---------- EXCERPTED RECORDS

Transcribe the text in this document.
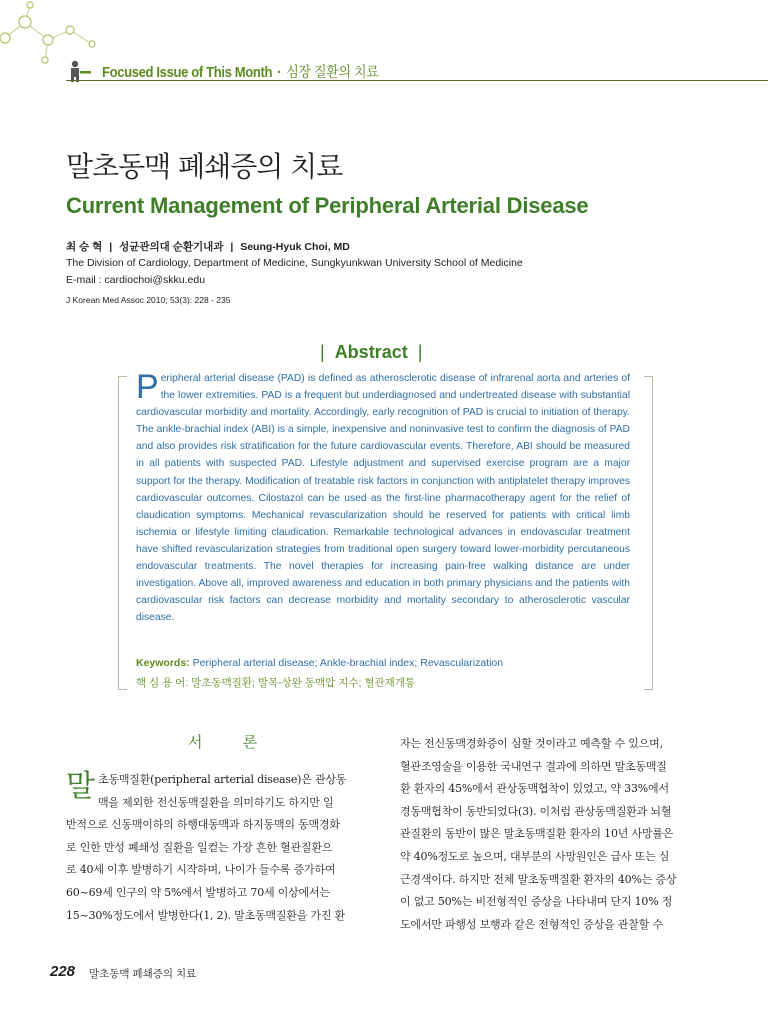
Focused Issue of This Month · 심장 질환의 치료
말초동맥 폐쇄증의 치료
Current Management of Peripheral Arterial Disease
최 승 혁 | 성균관의대 순환기내과 | Seung-Hyuk Choi, MD
The Division of Cardiology, Department of Medicine, Sungkyunkwan University School of Medicine
E-mail : cardiochoi@skku.edu
J Korean Med Assoc 2010; 53(3): 228 - 235
| Abstract |
Peripheral arterial disease (PAD) is defined as atherosclerotic disease of infrarenal aorta and arteries of the lower extremities. PAD is a frequent but underdiagnosed and undertreated disease with substantial cardiovascular morbidity and mortality. Accordingly, early recognition of PAD is crucial to initiation of therapy. The ankle-brachial index (ABI) is a simple, inexpensive and noninvasive test to confirm the diagnosis of PAD and also provides risk stratification for the future cardiovascular events. Therefore, ABI should be measured in all patients with suspected PAD. Lifestyle adjustment and supervised exercise program are a major support for the therapy. Modification of treatable risk factors in conjunction with antiplatelet therapy improves cardiovascular outcomes. Cilostazol can be used as the first-line pharmacotherapy agent for the relief of claudication symptoms. Mechanical revascularization should be reserved for patients with critical limb ischemia or lifestyle limiting claudication. Remarkable technological advances in endovascular treatment have shifted revascularization strategies from traditional open surgery toward lower-morbidity percutaneous endovascular treatments. The novel therapies for increasing pain-free walking distance are under investigation. Above all, improved awareness and education in both primary physicians and the patients with cardiovascular risk factors can decrease morbidity and mortality secondary to atherosclerotic vascular disease.
Keywords: Peripheral arterial disease; Ankle-brachial index; Revascularization
핵 심 용 어: 말초동맥질환; 발목-상완 동맥압 지수; 혈관재개통
서 론
말 초동맥질환(peripheral arterial disease)은 관상동
맥을 제외한 전신동맥질환을 의미하기도 하지만 일
반적으로 신동맥이하의 하행대동맥과 하지동맥의 동맥경화
로 인한 만성 폐쇄성 질환을 일컫는 가장 흔한 혈관질환으
로 40세 이후 발병하기 시작하며, 나이가 들수록 증가하여
60~69세 인구의 약 5%에서 발병하고 70세 이상에서는
15~30%정도에서 발병한다(1, 2). 말초동맥질환을 가진 환
자는 전신동맥경화증이 심할 것이라고 예측할 수 있으며,
혈관조영술을 이용한 국내연구 결과에 의하면 말초동맥질
환 환자의 45%에서 관상동맥협착이 있었고, 약 33%에서
경동맥협착이 동반되었다(3). 이처럼 관상동맥질환과 뇌혈
관질환의 동반이 많은 말초동맥질환 환자의 10년 사망률은
약 40%정도로 높으며, 대부분의 사망원인은 급사 또는 심
근경색이다. 하지만 전체 말초동맥질환 환자의 40%는 증상
이 없고 50%는 비전형적인 증상을 나타내며 단지 10% 정
도에서만 파행성 보행과 같은 전형적인 증상을 관찰할 수
228 말초동맥 폐쇄증의 치료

--------------------

• **THE TASK**: From the first line to the last, return the records exactly and leave the pictures behind.

• **RESPONSE**:
Transcribe the text in this document.
Focused Issue of This Month · 심장 질환의 치료
말초동맥 폐쇄증의 치료
Current Management of Peripheral Arterial Disease
최 승 혁 | 성균관의대 순환기내과 | Seung-Hyuk Choi, MD
The Division of Cardiology, Department of Medicine, Sungkyunkwan University School of Medicine
E-mail : cardiochoi@skku.edu
J Korean Med Assoc 2010; 53(3): 228 - 235
| Abstract |
Peripheral arterial disease (PAD) is defined as atherosclerotic disease of infrarenal aorta and arteries of the lower extremities. PAD is a frequent but underdiagnosed and undertreated disease with substantial cardiovascular morbidity and mortality. Accordingly, early recognition of PAD is crucial to initiation of therapy. The ankle-brachial index (ABI) is a simple, inexpensive and noninvasive test to confirm the diagnosis of PAD and also provides risk stratification for the future cardiovascular events. Therefore, ABI should be measured in all patients with suspected PAD. Lifestyle adjustment and supervised exercise program are a major support for the therapy. Modification of treatable risk factors in conjunction with antiplatelet therapy improves cardiovascular outcomes. Cilostazol can be used as the first-line pharmacotherapy agent for the relief of claudication symptoms. Mechanical revascularization should be reserved for patients with critical limb ischemia or lifestyle limiting claudication. Remarkable technological advances in endovascular treatment have shifted revascularization strategies from traditional open surgery toward lower-morbidity percutaneous endovascular treatments. The novel therapies for increasing pain-free walking distance are under investigation. Above all, improved awareness and education in both primary physicians and the patients with cardiovascular risk factors can decrease morbidity and mortality secondary to atherosclerotic vascular disease.
Keywords: Peripheral arterial disease; Ankle-brachial index; Revascularization
핵 심 용 어: 말초동맥질환; 발목-상완 동맥압 지수; 혈관재개통
서 론
말 초동맥질환(peripheral arterial disease)은 관상동
맥을 제외한 전신동맥질환을 의미하기도 하지만 일
반적으로 신동맥이하의 하행대동맥과 하지동맥의 동맥경화
로 인한 만성 폐쇄성 질환을 일컫는 가장 흔한 혈관질환으
로 40세 이후 발병하기 시작하며, 나이가 들수록 증가하여
60~69세 인구의 약 5%에서 발병하고 70세 이상에서는
15~30%정도에서 발병한다(1, 2). 말초동맥질환을 가진 환
자는 전신동맥경화증이 심할 것이라고 예측할 수 있으며,
혈관조영술을 이용한 국내연구 결과에 의하면 말초동맥질
환 환자의 45%에서 관상동맥협착이 있었고, 약 33%에서
경동맥협착이 동반되었다(3). 이처럼 관상동맥질환과 뇌혈
관질환의 동반이 많은 말초동맥질환 환자의 10년 사망률은
약 40%정도로 높으며, 대부분의 사망원인은 급사 또는 심
근경색이다. 하지만 전체 말초동맥질환 환자의 40%는 증상
이 없고 50%는 비전형적인 증상을 나타내며 단지 10% 정
도에서만 파행성 보행과 같은 전형적인 증상을 관찰할 수
228 말초동맥 폐쇄증의 치료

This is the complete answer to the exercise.